» EXERCISE DETAILS: Images appear in the records below; leave them out and repeat everything else exactly.

(Figure collection entries)

+++++

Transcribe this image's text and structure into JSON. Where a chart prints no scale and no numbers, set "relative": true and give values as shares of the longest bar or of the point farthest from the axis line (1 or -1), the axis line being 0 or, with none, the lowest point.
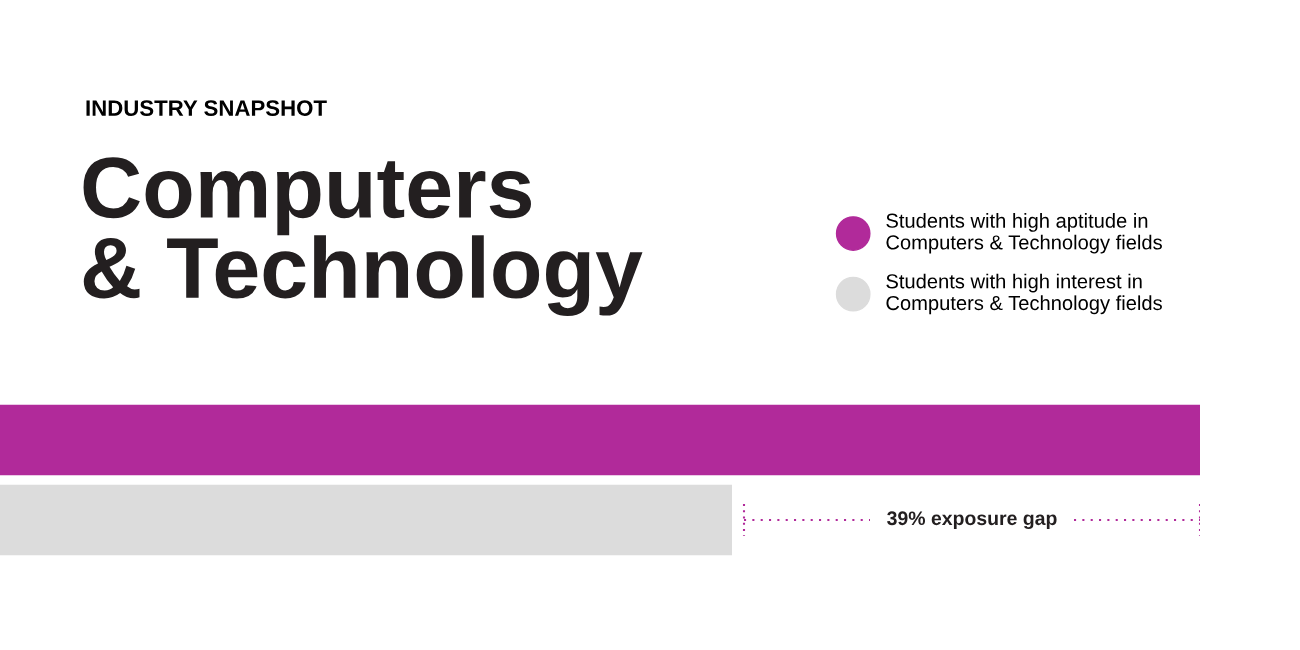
{
  "chart_data": {
    "type": "bar",
    "orientation": "horizontal",
    "relative": true,
    "subtitle": "INDUSTRY SNAPSHOT",
    "title": "Computers\n& Technology",
    "categories": [
      null
    ],
    "series": [
      {
        "name": "Students with high aptitude in\nComputers & Technology fields",
        "color": "#b12a9a",
        "values": [
          1
        ]
      },
      {
        "name": "Students with high interest in\nComputers & Technology fields",
        "color": "#dcdcdc",
        "values": [
          0.61
        ]
      }
    ],
    "annotations": [
      "39% exposure gap"
    ],
    "legend": "top right"
  }
}
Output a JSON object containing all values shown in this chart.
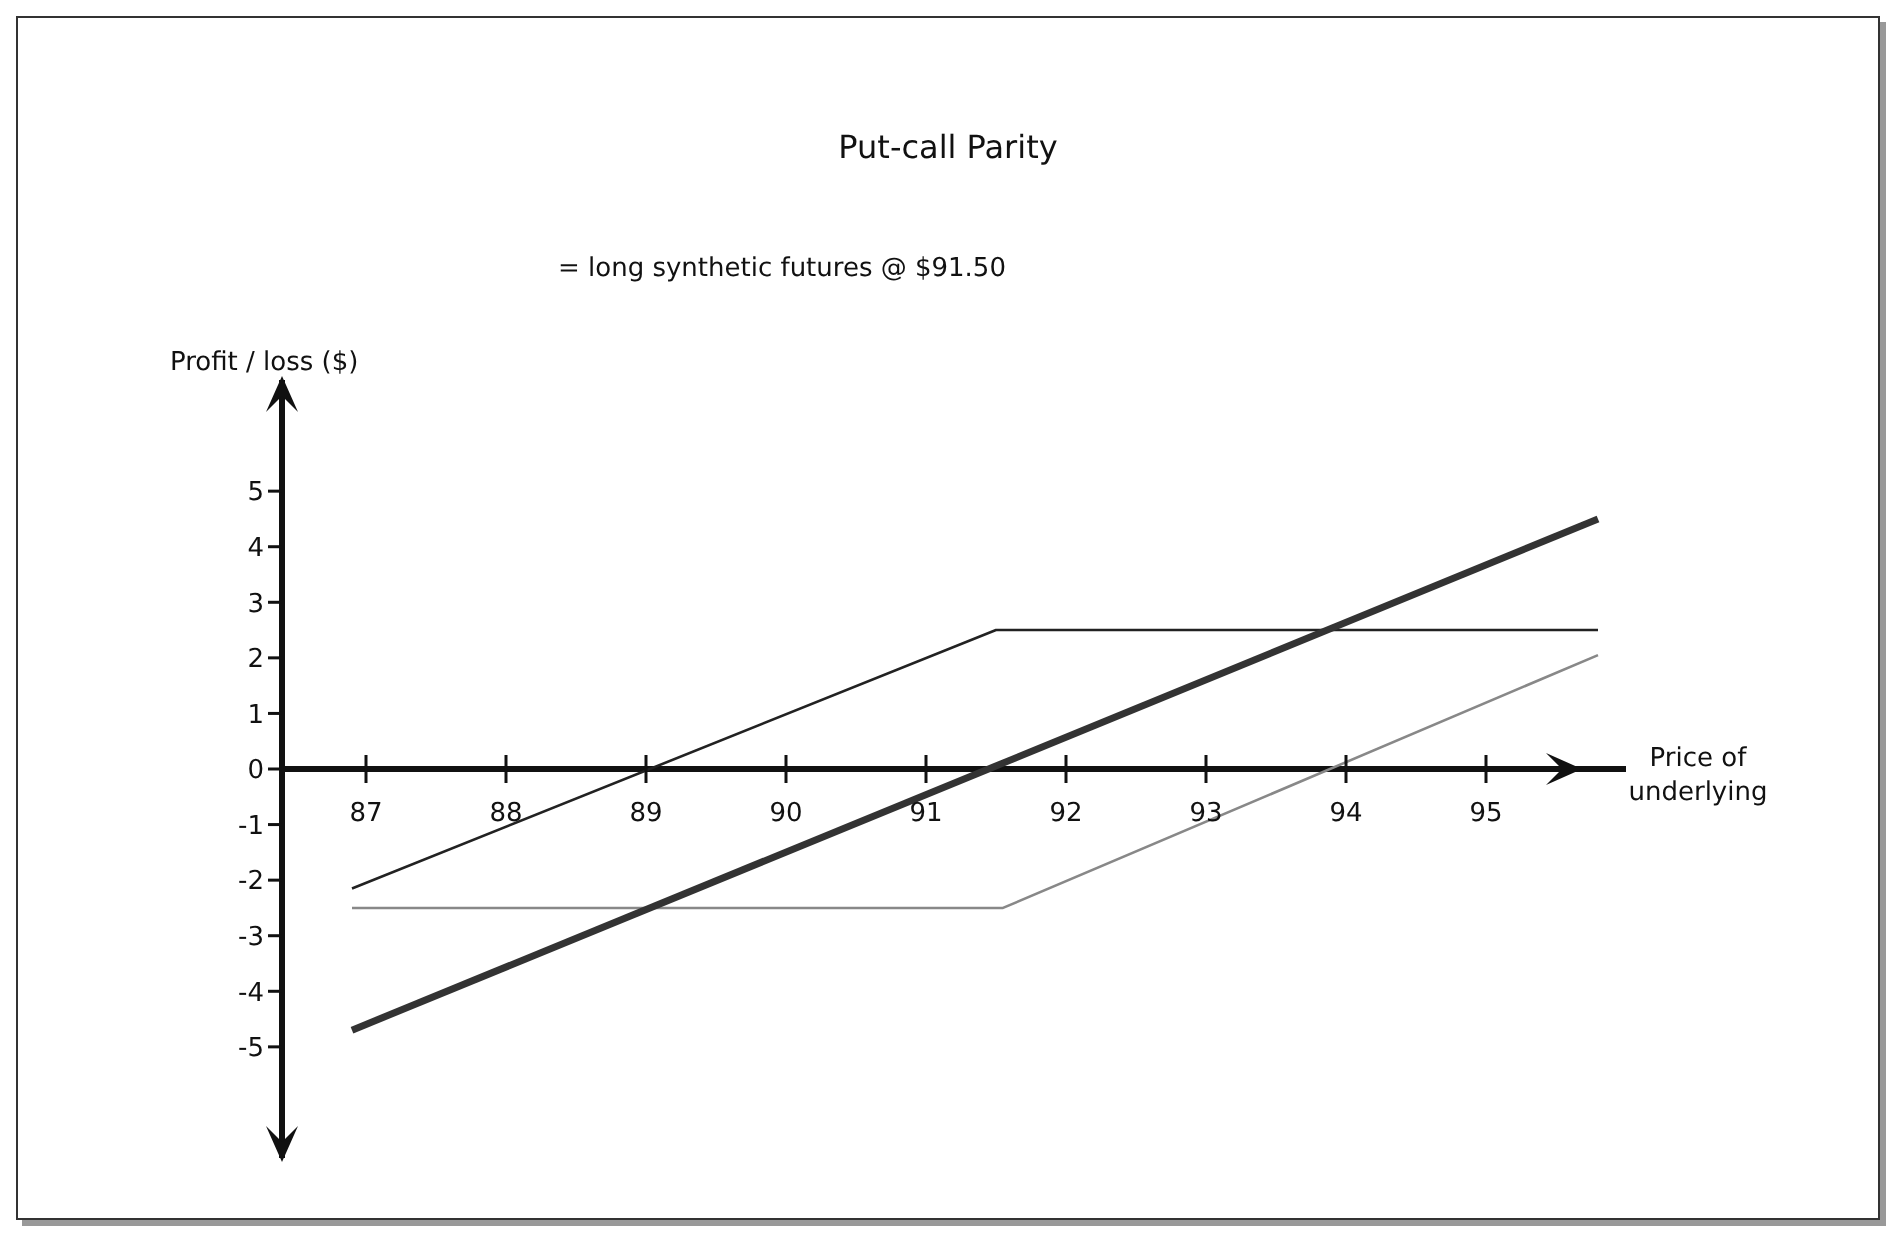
{
  "chart_data": {
    "type": "line",
    "title": "Put-call Parity",
    "subtitle": "= long synthetic futures @ $91.50",
    "xlabel": "Price of underlying",
    "ylabel": "Profit / loss ($)",
    "series": [
      {
        "color": "#222222",
        "x": [
          86.9,
          91.5,
          95.8
        ],
        "values": [
          -2.15,
          2.5,
          2.5
        ]
      },
      {
        "color": "#888888",
        "x": [
          86.9,
          91.55,
          95.8
        ],
        "values": [
          -2.5,
          -2.5,
          2.05
        ]
      },
      {
        "color": "#333333",
        "x": [
          86.9,
          95.8
        ],
        "values": [
          -4.7,
          4.5
        ]
      }
    ],
    "xlim": [
      86.4,
      96
    ],
    "xticks": [
      87,
      88,
      89,
      90,
      91,
      92,
      93,
      94,
      95
    ],
    "ylim": [
      -7,
      7
    ],
    "yticks": [
      -5,
      -4,
      -3,
      -2,
      -1,
      0,
      1,
      2,
      3,
      4,
      5
    ],
    "grid": false,
    "legend": false,
    "marker": "none",
    "line_style": "solid"
  }
}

+++++

» FULL ANSWER:
Transcribe this image's text and structure into JSON. Where a chart prints no scale and no numbers, set "relative": true and give values as shares of the longest bar or of the point farthest from the axis line (1 or -1), the axis line being 0 or, with none, the lowest point.
{
  "chart_data": {
    "type": "bar",
    "orientation": "horizontal",
    "relative": true,
    "subtitle": "INDUSTRY SNAPSHOT",
    "title": "Computers\n& Technology",
    "categories": [
      null
    ],
    "series": [
      {
        "name": "Students with high aptitude in\nComputers & Technology fields",
        "color": "#b12a9a",
        "values": [
          1
        ]
      },
      {
        "name": "Students with high interest in\nComputers & Technology fields",
        "color": "#dcdcdc",
        "values": [
          0.61
        ]
      }
    ],
    "annotations": [
      "39% exposure gap"
    ],
    "legend": "top right"
  }
}
Output a JSON object containing all values shown in this chart.
{
  "chart_data": {
    "type": "line",
    "title": "Put-call Parity",
    "subtitle": "= long synthetic futures @ $91.50",
    "xlabel": "Price of underlying",
    "ylabel": "Profit / loss ($)",
    "series": [
      {
        "color": "#222222",
        "x": [
          86.9,
          91.5,
          95.8
        ],
        "values": [
          -2.15,
          2.5,
          2.5
        ]
      },
      {
        "color": "#888888",
        "x": [
          86.9,
          91.55,
          95.8
        ],
        "values": [
          -2.5,
          -2.5,
          2.05
        ]
      },
      {
        "color": "#333333",
        "x": [
          86.9,
          95.8
        ],
        "values": [
          -4.7,
          4.5
        ]
      }
    ],
    "xlim": [
      86.4,
      96
    ],
    "xticks": [
      87,
      88,
      89,
      90,
      91,
      92,
      93,
      94,
      95
    ],
    "ylim": [
      -7,
      7
    ],
    "yticks": [
      -5,
      -4,
      -3,
      -2,
      -1,
      0,
      1,
      2,
      3,
      4,
      5
    ],
    "grid": false,
    "legend": false,
    "marker": "none",
    "line_style": "solid"
  }
}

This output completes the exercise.